Ejercicio propuesto 1:
En el texto extraído, ¿qué relación resultó al comparar el salario-hora de la encargada de la cocina con el del director editorial?

La estructura ideológica de la revista era un mosaico, como la editorial y la vida misma de Vogelius. Coexistían conflictivamente un redactor como Hernán Mario Cuevas, demoliberal, antifascista y antiperonista; un polo nacionalista properonista con Constenla, sustituida luego por Aníbal Ford; y un abanico que iba desde Juan Gelman hasta Fermín Chávez, peronista neto; y la vertiente Galeano que se inspiraba en Jorge Abelardo Ramos pero tenía consigo la vena uruguaya que pasaba por Carlos Quijano y su semanario Marcha, por el marxismo y ciertos rasgos de librepensamiento. Con Galeano y Benedetti venía además cierto espíritu epocal de identificación con Cuba, Fidel Castro y Prensa Latina. No era una convivencia fácil. Cuevas era sostenido por Vogelius vaya uno a saber por qué. Dentro de la revista funcionaba casi tabicado, reducido, cercado en los carnet, una de las pocas secciones fijas con artículos y comentarios breves sobre historia, literatura y temas de actualidad. Gran revuelo causó entre los peronistas uno que editó recordando que Perón se deslumbró por la Italia fascista. Estaba documentado. Había que tragárselo. Porque en Argentina, en los setenta, se podía ser perfectamente peronista y antifascista. Además de los inevitables ombliguismos de tanto intelectual de izquierda (en eso iguales a los de derecha), crisis acogió excelentes labores periodísticas, como las formidables entrevistas de María Esther Gilio, otra del pelotón de salida del Uruguay, o de Eric Nepomuceno, de Brasil. Desde el punto de vista de los ingresos de los trabajadores, la revista cumplía con las marcas de jerarquía de cualquier editorial o empresa “normal” del rubro. Me tomé el trabajo de calcular el salario-hora de la tucumana a cargo de la cocina y el del director editorial y la relación era 31 a 1. Un abanico demasiado amplio en una empresa tan chica. El sueldo del miniaparato administrativo –los que facturaban, empaquetaban, transportaban, casi todos uruguayos–, era francamente bajo.
Roberto Gomensoro, otro yorugua, activista político del PCR (Partido Comunista Revolucionario), ingresó al equipo como yo: directo al núcleo, como coordinador de la sección ventas de la editorial y se fue granjeando la confianza de Vogelius. Antes de su llegadao, junto con varios de los que estaban “en negro” como yo, habíamos decidido hacer una denuncia al Ministerio de Trabajo para que nos blanquearan. A esa “movida” no se sumaron, claro, los intelectuales profesionales como Gelman, Galeano, Zito Lema y tampoco Gomensoro, aunque en su caso él me explicó que fue “para escamotear toda identificación” ya que estaba “clande” en Buenos Aires. Lo cierto es que sorprendentemente nuestra denuncia funcionó y si bien no conozco el conciliábulo entre Gomensoro y Vogelius, sí sé y vi que Gomensoro se apersonó al inspector que se presentó y “resolvió”, o mejor dicho disolvió la inspección con unos pesos. José, Elizabeth, Graciela, algún otro del que no recuerdo el nombre, yo mismo, quedamos contrariados con nuestro pequeño naufragio y con la constatación, una vez más, del grado de corrupción generalizado de las estructuras públicas argentinas (ni que hablar de las privadas). Yo era el menos perjudicado por estar −entonces y hasta julio de 1975− en la escala alta de salarios. El papel de Roberto, tan identificado con la causa de los explotados y a la vez, por su seguridad política y personal, tan dispuesto a jugar la carta propatronal, me hizo pensar en el triste rol de algunas militancias políticas que dialécticamente tienen que hacer lo opuesto a lo que predican.

Datos del ejercicio:
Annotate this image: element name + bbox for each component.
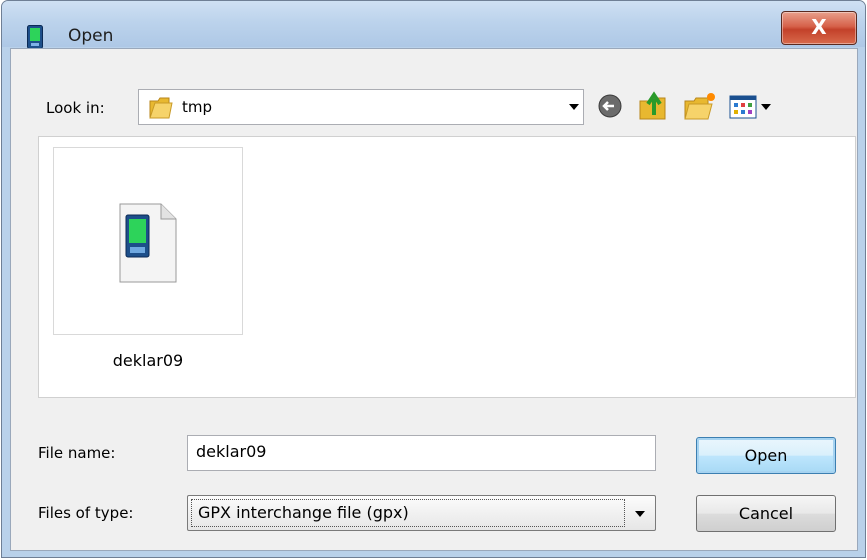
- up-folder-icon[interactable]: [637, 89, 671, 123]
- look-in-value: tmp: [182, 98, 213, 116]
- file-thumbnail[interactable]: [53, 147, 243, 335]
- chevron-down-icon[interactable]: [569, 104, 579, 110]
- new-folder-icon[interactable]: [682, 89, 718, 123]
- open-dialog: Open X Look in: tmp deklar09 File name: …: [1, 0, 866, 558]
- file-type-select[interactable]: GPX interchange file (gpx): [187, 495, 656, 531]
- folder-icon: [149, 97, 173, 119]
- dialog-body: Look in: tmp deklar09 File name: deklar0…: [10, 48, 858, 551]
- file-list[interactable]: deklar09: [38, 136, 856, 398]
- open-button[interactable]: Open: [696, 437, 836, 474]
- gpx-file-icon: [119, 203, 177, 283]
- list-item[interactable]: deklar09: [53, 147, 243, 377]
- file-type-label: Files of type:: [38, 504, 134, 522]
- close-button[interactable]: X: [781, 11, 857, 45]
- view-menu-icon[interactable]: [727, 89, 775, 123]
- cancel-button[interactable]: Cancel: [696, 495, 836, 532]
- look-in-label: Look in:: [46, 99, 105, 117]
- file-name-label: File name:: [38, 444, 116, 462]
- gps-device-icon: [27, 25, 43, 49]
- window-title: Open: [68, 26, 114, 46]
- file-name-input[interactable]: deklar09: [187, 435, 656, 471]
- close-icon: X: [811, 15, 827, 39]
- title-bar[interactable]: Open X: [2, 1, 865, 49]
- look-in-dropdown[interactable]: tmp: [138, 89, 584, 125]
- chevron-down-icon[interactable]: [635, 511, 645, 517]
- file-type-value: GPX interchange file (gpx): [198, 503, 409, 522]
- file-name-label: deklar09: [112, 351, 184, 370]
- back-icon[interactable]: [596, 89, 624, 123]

Ejercicio propuesto 2:
Pasa a una lista numerada las líneas del listado que van desde la que contiene "- up-folder-icon[interactable]: [637, 89, 671, 123]" hasta la que contiene "- new-folder-icon[interactable]: [682, 89, 718, 123]", ambas incluidas, sin las líneas en blanco.

Respuesta completa 1:
La relación era de 31 a 1.

Respuesta completa 2:
1. - up-folder-icon[interactable]: [637, 89, 671, 123]
2. - look-in-value: tmp: [182, 98, 213, 116]
3. - file-thumbnail[interactable]: [53, 147, 243, 335]
4. - chevron-down-icon[interactable]: [569, 104, 579, 110]
5. - new-folder-icon[interactable]: [682, 89, 718, 123]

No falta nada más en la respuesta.